- Exercise task -
Find and copy each line of the records where the string "this" shows up.

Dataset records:

□ □ □ □

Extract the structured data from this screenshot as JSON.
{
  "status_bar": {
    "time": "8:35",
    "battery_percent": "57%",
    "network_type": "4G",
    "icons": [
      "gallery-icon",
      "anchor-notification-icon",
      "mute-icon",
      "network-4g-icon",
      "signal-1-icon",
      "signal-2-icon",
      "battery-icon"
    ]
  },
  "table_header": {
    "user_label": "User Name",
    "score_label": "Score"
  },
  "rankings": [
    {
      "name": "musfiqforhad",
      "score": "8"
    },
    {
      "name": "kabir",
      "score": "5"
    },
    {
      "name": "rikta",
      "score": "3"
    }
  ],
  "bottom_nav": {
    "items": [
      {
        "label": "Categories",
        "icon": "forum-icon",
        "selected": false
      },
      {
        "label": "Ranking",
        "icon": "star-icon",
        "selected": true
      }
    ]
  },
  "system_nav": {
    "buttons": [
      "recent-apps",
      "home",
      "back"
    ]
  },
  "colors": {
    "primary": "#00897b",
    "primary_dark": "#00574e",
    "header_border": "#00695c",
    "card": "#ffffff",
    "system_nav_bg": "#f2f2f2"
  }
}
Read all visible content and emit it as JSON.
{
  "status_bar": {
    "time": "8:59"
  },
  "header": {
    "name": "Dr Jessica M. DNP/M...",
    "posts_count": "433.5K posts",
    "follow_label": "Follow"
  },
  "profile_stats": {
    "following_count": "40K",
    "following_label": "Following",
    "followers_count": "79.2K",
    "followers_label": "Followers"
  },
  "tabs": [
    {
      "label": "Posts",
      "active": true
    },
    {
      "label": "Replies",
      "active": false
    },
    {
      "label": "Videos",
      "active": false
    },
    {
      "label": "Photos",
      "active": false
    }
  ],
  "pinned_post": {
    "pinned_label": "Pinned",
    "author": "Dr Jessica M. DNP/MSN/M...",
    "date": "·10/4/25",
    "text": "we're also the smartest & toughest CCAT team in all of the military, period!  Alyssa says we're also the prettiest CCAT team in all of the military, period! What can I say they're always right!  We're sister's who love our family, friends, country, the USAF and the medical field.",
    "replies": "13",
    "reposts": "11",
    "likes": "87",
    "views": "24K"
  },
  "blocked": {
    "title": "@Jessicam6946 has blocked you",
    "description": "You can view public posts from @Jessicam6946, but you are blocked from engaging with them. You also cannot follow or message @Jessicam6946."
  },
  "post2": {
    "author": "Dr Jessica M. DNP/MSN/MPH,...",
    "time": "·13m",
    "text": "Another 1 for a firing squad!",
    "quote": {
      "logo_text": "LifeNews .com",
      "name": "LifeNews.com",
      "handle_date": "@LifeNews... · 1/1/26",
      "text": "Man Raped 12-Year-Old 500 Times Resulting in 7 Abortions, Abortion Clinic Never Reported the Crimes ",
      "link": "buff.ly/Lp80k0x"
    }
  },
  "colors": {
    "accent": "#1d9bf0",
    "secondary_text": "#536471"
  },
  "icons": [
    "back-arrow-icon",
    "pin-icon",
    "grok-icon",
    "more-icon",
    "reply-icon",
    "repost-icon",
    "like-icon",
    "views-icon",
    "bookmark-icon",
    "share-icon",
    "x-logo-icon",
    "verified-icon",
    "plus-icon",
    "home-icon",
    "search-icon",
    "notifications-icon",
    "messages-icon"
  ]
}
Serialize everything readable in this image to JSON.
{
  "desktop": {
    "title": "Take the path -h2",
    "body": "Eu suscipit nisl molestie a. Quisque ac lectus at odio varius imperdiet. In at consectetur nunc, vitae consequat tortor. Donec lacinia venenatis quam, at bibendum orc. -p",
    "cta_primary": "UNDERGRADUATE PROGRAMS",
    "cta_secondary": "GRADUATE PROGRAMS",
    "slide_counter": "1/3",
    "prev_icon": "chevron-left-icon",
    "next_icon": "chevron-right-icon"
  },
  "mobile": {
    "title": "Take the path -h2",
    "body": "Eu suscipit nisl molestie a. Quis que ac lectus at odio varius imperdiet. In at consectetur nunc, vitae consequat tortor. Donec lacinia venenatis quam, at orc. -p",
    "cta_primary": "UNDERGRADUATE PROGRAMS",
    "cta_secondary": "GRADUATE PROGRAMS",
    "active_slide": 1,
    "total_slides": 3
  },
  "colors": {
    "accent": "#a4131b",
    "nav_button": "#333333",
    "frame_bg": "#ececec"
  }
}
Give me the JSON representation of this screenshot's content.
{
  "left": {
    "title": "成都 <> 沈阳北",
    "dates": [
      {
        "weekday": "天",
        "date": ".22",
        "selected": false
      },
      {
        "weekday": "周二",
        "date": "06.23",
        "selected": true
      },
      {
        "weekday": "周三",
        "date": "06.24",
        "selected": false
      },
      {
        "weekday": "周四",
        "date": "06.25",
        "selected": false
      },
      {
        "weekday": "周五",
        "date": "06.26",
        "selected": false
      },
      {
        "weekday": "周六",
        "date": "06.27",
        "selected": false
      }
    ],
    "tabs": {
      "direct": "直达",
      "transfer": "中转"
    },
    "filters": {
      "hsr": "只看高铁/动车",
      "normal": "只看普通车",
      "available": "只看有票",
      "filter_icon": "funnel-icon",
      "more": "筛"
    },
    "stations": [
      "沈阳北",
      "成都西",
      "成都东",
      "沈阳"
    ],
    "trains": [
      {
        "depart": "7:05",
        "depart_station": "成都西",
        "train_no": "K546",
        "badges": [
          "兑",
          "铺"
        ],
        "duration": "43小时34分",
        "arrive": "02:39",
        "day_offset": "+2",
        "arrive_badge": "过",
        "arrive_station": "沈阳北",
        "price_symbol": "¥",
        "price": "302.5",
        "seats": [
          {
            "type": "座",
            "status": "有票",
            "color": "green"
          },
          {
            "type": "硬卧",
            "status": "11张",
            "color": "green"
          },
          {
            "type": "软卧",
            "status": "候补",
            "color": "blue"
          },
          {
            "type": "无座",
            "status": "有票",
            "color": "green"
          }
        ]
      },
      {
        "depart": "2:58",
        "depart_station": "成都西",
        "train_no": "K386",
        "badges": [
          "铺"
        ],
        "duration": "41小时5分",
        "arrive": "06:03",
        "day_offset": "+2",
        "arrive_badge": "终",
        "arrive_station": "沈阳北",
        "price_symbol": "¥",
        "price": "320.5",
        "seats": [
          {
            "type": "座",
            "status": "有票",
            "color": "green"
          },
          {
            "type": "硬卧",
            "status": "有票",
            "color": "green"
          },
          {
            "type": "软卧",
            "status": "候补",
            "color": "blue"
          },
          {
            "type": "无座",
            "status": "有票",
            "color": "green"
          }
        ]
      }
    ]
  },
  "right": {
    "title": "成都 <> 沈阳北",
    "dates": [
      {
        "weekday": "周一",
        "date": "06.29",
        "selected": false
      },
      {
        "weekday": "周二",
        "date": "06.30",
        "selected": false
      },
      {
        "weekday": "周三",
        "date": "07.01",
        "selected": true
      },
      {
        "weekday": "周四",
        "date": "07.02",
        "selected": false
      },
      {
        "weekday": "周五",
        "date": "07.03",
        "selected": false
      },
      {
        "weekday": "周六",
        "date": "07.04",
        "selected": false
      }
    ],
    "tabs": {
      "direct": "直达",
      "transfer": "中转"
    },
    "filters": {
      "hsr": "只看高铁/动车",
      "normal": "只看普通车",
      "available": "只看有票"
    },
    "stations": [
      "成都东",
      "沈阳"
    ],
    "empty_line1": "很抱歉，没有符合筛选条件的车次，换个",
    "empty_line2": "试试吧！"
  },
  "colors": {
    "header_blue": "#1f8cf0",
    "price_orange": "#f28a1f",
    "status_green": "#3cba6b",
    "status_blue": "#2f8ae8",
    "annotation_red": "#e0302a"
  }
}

□ □ □ □

- Written answer -
Extract the structured data from this screenshot as JSON.
Serialize everything readable in this image to JSON.
Give me the JSON representation of this screenshot's content.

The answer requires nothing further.